>> BEGIN DATA EXCERPTS

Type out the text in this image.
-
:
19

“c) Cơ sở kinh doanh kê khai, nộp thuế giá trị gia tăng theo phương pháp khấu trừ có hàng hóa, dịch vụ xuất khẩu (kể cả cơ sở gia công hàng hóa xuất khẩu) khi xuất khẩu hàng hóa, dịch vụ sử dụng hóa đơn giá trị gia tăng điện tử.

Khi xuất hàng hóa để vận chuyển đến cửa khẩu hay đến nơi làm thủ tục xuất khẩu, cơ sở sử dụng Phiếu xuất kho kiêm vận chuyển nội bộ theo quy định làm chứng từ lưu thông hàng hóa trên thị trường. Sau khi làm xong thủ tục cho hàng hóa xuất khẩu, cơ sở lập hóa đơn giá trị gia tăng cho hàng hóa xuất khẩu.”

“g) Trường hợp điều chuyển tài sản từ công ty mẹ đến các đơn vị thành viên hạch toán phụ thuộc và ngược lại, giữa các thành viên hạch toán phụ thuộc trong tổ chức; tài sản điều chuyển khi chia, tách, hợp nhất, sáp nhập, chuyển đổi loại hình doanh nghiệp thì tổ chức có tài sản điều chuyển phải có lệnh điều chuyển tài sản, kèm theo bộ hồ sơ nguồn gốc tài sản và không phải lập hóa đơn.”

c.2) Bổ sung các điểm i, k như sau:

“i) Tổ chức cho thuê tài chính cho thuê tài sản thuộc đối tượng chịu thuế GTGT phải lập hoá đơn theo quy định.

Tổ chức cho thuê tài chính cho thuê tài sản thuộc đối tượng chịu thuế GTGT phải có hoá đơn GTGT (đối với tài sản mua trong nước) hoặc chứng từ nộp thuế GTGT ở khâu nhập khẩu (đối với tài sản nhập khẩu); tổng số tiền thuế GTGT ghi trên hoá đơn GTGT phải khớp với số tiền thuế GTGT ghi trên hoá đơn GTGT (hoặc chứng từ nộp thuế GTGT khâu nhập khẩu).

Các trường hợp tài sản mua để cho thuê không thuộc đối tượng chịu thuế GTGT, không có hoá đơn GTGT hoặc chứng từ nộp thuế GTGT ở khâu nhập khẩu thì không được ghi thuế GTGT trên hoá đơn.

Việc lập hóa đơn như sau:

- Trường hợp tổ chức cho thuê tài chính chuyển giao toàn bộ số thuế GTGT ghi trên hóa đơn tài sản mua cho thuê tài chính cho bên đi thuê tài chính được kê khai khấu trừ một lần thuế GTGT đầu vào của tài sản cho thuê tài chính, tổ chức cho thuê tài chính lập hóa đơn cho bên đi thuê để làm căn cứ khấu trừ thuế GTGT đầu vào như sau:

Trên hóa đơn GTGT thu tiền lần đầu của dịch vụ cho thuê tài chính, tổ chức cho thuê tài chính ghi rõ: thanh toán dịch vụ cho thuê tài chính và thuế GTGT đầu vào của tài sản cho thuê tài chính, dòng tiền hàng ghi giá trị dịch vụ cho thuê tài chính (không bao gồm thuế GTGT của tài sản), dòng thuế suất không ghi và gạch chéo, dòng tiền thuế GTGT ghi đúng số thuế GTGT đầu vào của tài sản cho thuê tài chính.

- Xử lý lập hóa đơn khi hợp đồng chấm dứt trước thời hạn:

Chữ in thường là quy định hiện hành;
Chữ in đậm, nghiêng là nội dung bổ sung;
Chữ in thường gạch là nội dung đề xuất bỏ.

>> END DATA EXCERPTS

**THE EXERCISE**: Identify each line containing the string "khấu" and copy it out.

**WRITTEN RESPONSE**:
“c) Cơ sở kinh doanh kê khai, nộp thuế giá trị gia tăng theo phương pháp khấu trừ có hàng hóa, dịch vụ xuất khẩu (kể cả cơ sở gia công hàng hóa xuất khẩu) khi xuất khẩu hàng hóa, dịch vụ sử dụng hóa đơn giá trị gia tăng điện tử.
- Trường hợp tổ chức cho thuê tài chính chuyển giao toàn bộ số thuế GTGT ghi trên hóa đơn tài sản mua cho thuê tài chính cho bên đi thuê tài chính được kê khai khấu trừ một lần thuế GTGT đầu vào của tài sản cho thuê tài chính, tổ chức cho thuê tài chính lập hóa đơn cho bên đi thuê để làm căn cứ khấu trừ thuế GTGT đầu vào như sau:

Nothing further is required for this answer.